Records drawn from a dataset:

Start of Block

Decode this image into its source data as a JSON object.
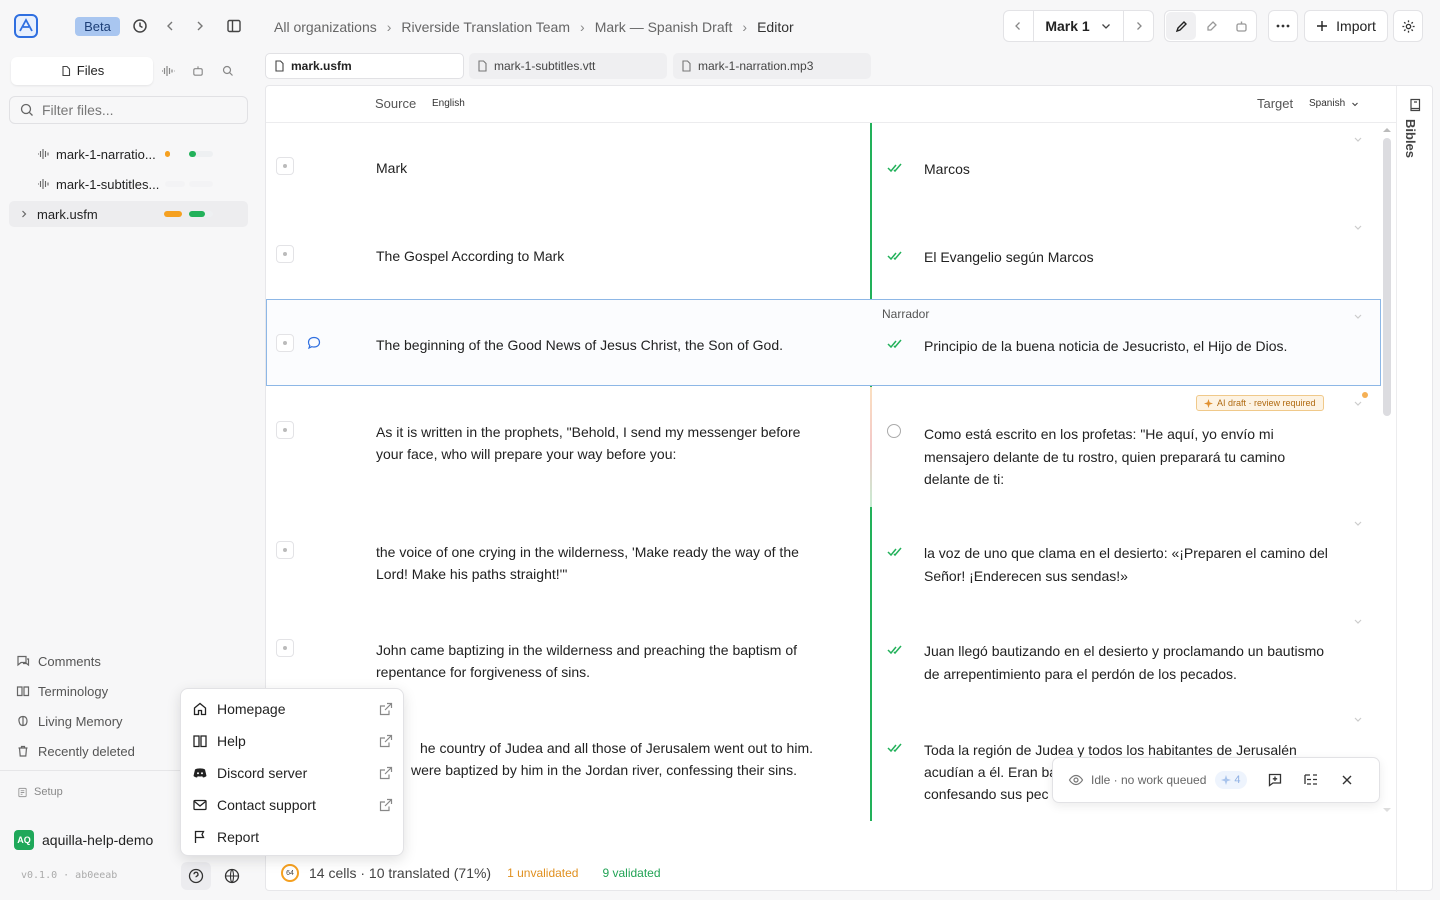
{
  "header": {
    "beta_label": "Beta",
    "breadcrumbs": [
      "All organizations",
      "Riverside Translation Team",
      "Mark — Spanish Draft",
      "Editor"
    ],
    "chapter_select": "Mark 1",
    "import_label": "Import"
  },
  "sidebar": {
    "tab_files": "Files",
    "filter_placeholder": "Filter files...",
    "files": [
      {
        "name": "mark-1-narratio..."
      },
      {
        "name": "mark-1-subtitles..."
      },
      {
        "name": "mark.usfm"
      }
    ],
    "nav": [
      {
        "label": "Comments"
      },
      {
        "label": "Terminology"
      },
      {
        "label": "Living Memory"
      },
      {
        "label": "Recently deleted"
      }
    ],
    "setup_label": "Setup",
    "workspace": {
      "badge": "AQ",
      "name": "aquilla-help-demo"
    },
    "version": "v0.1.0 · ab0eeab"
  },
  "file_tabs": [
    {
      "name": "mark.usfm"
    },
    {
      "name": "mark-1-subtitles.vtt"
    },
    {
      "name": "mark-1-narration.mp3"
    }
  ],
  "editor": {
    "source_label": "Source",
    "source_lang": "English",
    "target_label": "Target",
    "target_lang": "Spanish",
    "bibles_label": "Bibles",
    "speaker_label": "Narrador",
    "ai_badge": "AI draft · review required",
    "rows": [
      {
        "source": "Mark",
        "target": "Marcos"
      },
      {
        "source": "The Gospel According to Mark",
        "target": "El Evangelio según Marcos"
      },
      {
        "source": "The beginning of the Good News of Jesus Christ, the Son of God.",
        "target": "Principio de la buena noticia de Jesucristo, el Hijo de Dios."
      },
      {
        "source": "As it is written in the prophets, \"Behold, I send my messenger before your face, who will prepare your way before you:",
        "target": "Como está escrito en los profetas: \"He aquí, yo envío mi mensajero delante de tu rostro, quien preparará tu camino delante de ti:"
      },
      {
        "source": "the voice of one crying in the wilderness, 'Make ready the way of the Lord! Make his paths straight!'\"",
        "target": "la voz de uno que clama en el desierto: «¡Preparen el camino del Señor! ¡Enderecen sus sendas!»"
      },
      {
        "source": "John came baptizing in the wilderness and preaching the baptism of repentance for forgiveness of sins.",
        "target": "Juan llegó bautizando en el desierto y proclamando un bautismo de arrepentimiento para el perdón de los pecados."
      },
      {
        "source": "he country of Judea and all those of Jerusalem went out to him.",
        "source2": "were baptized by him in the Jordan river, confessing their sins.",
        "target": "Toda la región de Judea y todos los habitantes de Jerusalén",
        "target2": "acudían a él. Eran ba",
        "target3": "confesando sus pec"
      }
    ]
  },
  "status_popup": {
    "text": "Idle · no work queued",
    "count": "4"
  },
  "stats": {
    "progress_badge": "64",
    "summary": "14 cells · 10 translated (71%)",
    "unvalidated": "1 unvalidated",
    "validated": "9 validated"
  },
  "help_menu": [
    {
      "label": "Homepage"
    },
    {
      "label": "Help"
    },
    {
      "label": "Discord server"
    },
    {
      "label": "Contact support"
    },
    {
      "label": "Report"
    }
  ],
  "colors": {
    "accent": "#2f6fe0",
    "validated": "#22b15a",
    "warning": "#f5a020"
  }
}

End of Block

* _Task directions_
Please give the number of lines in the data above that hold "sins", and write nothing else.

* _Result_
2